(A block of data)
----
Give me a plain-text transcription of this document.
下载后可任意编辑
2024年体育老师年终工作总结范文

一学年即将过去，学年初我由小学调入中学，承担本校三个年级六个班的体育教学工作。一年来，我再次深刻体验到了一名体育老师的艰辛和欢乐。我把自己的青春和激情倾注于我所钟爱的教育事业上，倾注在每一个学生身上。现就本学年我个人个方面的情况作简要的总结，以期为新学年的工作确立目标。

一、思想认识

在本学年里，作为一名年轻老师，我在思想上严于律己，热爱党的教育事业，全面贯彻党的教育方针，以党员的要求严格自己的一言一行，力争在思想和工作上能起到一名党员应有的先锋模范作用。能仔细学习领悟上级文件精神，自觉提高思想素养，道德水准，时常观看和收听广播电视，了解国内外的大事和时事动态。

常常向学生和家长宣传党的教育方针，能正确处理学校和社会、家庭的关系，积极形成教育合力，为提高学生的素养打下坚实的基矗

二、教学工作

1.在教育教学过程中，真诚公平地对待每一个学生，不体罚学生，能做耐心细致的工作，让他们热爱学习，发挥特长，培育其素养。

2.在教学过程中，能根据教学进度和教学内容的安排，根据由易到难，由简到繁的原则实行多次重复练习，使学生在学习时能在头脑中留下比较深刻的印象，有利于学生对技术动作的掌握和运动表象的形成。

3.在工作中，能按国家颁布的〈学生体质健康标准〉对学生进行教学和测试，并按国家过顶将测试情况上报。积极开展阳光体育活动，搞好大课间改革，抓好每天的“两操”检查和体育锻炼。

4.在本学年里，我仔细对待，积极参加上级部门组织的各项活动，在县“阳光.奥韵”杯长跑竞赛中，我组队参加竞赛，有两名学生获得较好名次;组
----
■ WRITTEN REQUEST
Can you restate every record above word for word?

■ FINAL ANSWER
Give me a plain-text transcription of this document.
下载后可任意编辑
2024年体育老师年终工作总结范文

一学年即将过去，学年初我由小学调入中学，承担本校三个年级六个班的体育教学工作。一年来，我再次深刻体验到了一名体育老师的艰辛和欢乐。我把自己的青春和激情倾注于我所钟爱的教育事业上，倾注在每一个学生身上。现就本学年我个人个方面的情况作简要的总结，以期为新学年的工作确立目标。

一、思想认识

在本学年里，作为一名年轻老师，我在思想上严于律己，热爱党的教育事业，全面贯彻党的教育方针，以党员的要求严格自己的一言一行，力争在思想和工作上能起到一名党员应有的先锋模范作用。能仔细学习领悟上级文件精神，自觉提高思想素养，道德水准，时常观看和收听广播电视，了解国内外的大事和时事动态。

常常向学生和家长宣传党的教育方针，能正确处理学校和社会、家庭的关系，积极形成教育合力，为提高学生的素养打下坚实的基矗

二、教学工作

1.在教育教学过程中，真诚公平地对待每一个学生，不体罚学生，能做耐心细致的工作，让他们热爱学习，发挥特长，培育其素养。

2.在教学过程中，能根据教学进度和教学内容的安排，根据由易到难，由简到繁的原则实行多次重复练习，使学生在学习时能在头脑中留下比较深刻的印象，有利于学生对技术动作的掌握和运动表象的形成。

3.在工作中，能按国家颁布的〈学生体质健康标准〉对学生进行教学和测试，并按国家过顶将测试情况上报。积极开展阳光体育活动，搞好大课间改革，抓好每天的“两操”检查和体育锻炼。

4.在本学年里，我仔细对待，积极参加上级部门组织的各项活动，在县“阳光.奥韵”杯长跑竞赛中，我组队参加竞赛，有两名学生获得较好名次;组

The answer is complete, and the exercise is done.